— BEGIN —
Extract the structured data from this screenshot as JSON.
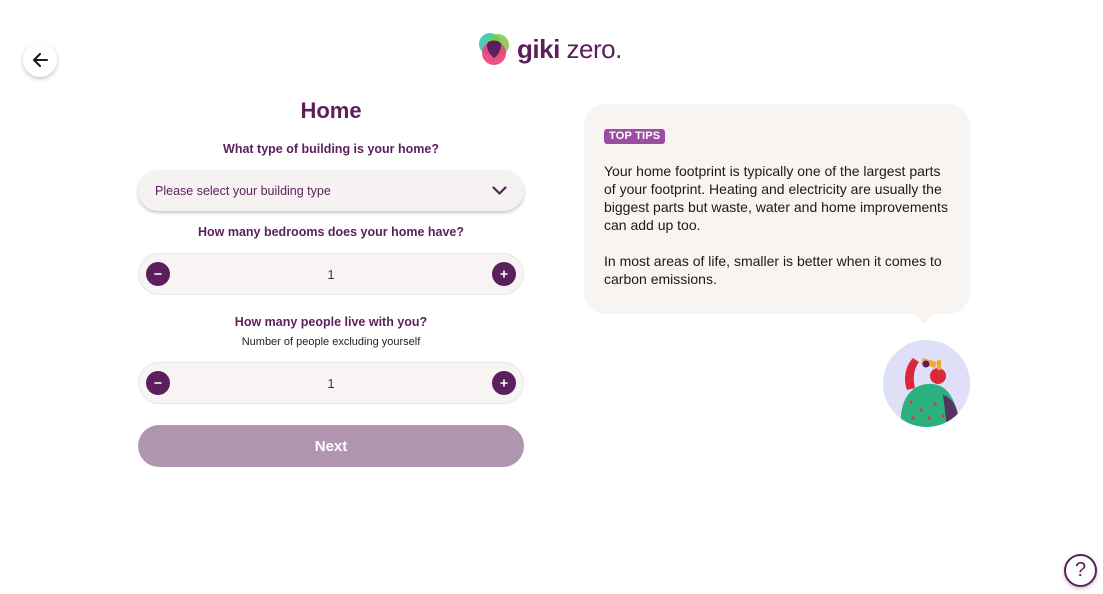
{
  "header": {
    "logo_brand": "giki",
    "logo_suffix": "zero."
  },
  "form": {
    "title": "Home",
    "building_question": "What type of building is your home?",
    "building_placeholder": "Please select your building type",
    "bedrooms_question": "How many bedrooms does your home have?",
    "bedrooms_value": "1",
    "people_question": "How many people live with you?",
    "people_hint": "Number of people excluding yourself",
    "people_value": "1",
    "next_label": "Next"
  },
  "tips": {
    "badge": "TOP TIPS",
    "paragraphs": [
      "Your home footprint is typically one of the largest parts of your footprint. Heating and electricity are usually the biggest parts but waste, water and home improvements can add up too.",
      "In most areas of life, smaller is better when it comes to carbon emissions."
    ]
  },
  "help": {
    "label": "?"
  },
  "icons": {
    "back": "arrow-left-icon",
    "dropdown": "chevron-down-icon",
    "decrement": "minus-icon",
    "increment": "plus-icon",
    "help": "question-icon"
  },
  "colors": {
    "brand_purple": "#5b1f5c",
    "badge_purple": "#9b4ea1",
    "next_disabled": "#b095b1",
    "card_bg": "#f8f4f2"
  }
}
— END —
— BEGIN —
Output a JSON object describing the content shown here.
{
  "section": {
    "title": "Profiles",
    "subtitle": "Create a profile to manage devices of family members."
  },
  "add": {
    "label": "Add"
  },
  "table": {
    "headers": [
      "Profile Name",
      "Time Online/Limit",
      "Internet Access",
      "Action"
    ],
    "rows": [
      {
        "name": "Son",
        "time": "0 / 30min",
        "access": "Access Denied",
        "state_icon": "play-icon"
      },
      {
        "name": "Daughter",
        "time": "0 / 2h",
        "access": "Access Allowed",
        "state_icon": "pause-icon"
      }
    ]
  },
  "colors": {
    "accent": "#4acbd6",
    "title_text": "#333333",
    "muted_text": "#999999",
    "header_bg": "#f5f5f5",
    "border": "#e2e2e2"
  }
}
— END —
# Task to complete
Output a single number: how many lines contain the word "JSON".

# Expected answer
2